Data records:
_ _ _ _ _
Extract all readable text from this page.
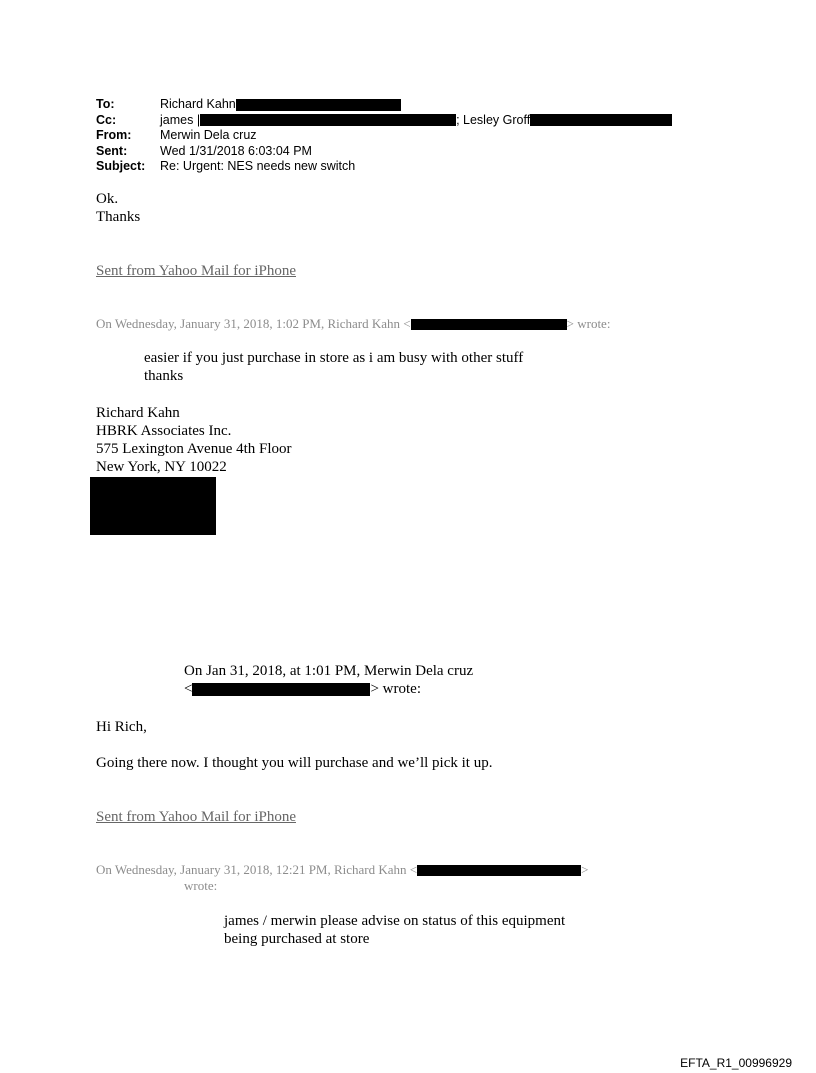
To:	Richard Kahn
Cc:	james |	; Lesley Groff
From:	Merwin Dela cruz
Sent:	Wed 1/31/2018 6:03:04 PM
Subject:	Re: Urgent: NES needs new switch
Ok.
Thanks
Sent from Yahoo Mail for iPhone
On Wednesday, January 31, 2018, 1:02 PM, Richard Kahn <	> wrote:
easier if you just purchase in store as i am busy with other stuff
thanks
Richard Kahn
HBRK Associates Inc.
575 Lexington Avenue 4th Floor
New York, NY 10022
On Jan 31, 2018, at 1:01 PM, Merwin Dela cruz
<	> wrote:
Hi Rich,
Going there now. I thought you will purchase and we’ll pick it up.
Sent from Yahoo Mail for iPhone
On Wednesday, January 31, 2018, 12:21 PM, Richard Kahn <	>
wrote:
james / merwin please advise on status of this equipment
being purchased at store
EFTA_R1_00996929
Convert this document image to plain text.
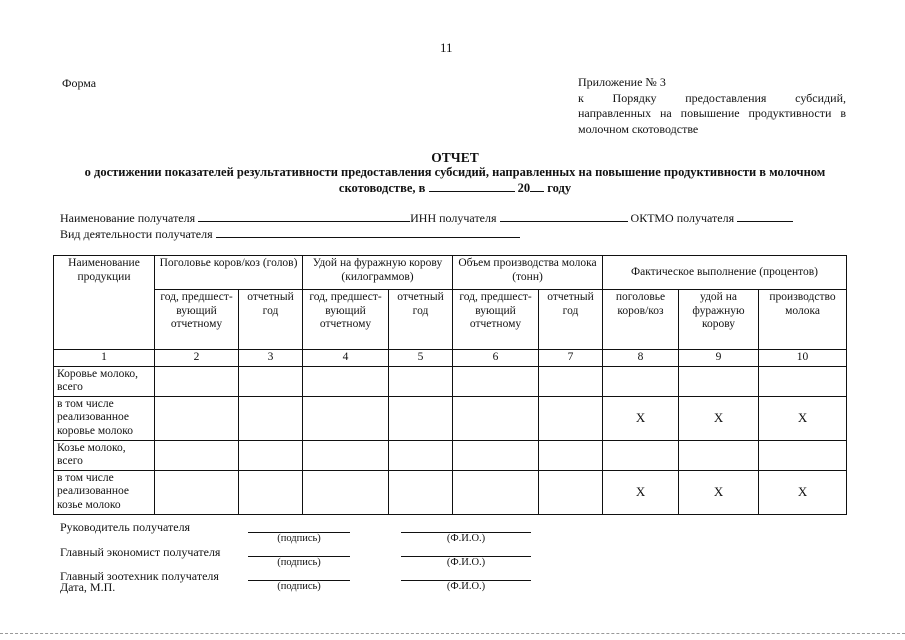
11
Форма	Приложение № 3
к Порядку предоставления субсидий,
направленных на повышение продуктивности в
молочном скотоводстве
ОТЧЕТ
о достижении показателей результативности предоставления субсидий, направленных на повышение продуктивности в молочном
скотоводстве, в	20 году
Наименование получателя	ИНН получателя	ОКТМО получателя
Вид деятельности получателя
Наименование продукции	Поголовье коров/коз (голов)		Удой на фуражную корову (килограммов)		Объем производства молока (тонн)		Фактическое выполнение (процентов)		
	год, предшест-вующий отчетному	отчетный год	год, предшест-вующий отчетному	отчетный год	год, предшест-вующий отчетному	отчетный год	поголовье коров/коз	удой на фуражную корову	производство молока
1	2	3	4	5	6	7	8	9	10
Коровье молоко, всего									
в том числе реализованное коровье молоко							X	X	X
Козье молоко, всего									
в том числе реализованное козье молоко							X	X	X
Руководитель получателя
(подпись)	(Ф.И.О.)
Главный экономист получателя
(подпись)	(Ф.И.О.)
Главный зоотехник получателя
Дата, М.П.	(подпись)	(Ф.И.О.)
_ _ _ _ _
Restate the whole listing above exactly, please, omitting every image.

EXPECTED OUTPUT:
Extract all readable text from this page.
To:	Richard Kahn
Cc:	james |	; Lesley Groff
From:	Merwin Dela cruz
Sent:	Wed 1/31/2018 6:03:04 PM
Subject:	Re: Urgent: NES needs new switch
Ok.
Thanks
Sent from Yahoo Mail for iPhone
On Wednesday, January 31, 2018, 1:02 PM, Richard Kahn <	> wrote:
easier if you just purchase in store as i am busy with other stuff
thanks
Richard Kahn
HBRK Associates Inc.
575 Lexington Avenue 4th Floor
New York, NY 10022
On Jan 31, 2018, at 1:01 PM, Merwin Dela cruz
<	> wrote:
Hi Rich,
Going there now. I thought you will purchase and we’ll pick it up.
Sent from Yahoo Mail for iPhone
On Wednesday, January 31, 2018, 12:21 PM, Richard Kahn <	>
wrote:
james / merwin please advise on status of this equipment
being purchased at store
EFTA_R1_00996929
Convert this document image to plain text.
11
Форма	Приложение № 3
к Порядку предоставления субсидий,
направленных на повышение продуктивности в
молочном скотоводстве
ОТЧЕТ
о достижении показателей результативности предоставления субсидий, направленных на повышение продуктивности в молочном
скотоводстве, в	20 году
Наименование получателя	ИНН получателя	ОКТМО получателя
Вид деятельности получателя
Наименование продукции	Поголовье коров/коз (голов)		Удой на фуражную корову (килограммов)		Объем производства молока (тонн)		Фактическое выполнение (процентов)		
	год, предшест-вующий отчетному	отчетный год	год, предшест-вующий отчетному	отчетный год	год, предшест-вующий отчетному	отчетный год	поголовье коров/коз	удой на фуражную корову	производство молока
1	2	3	4	5	6	7	8	9	10
Коровье молоко, всего									
в том числе реализованное коровье молоко							X	X	X
Козье молоко, всего									
в том числе реализованное козье молоко							X	X	X
Руководитель получателя
(подпись)	(Ф.И.О.)
Главный экономист получателя
(подпись)	(Ф.И.О.)
Главный зоотехник получателя
Дата, М.П.	(подпись)	(Ф.И.О.)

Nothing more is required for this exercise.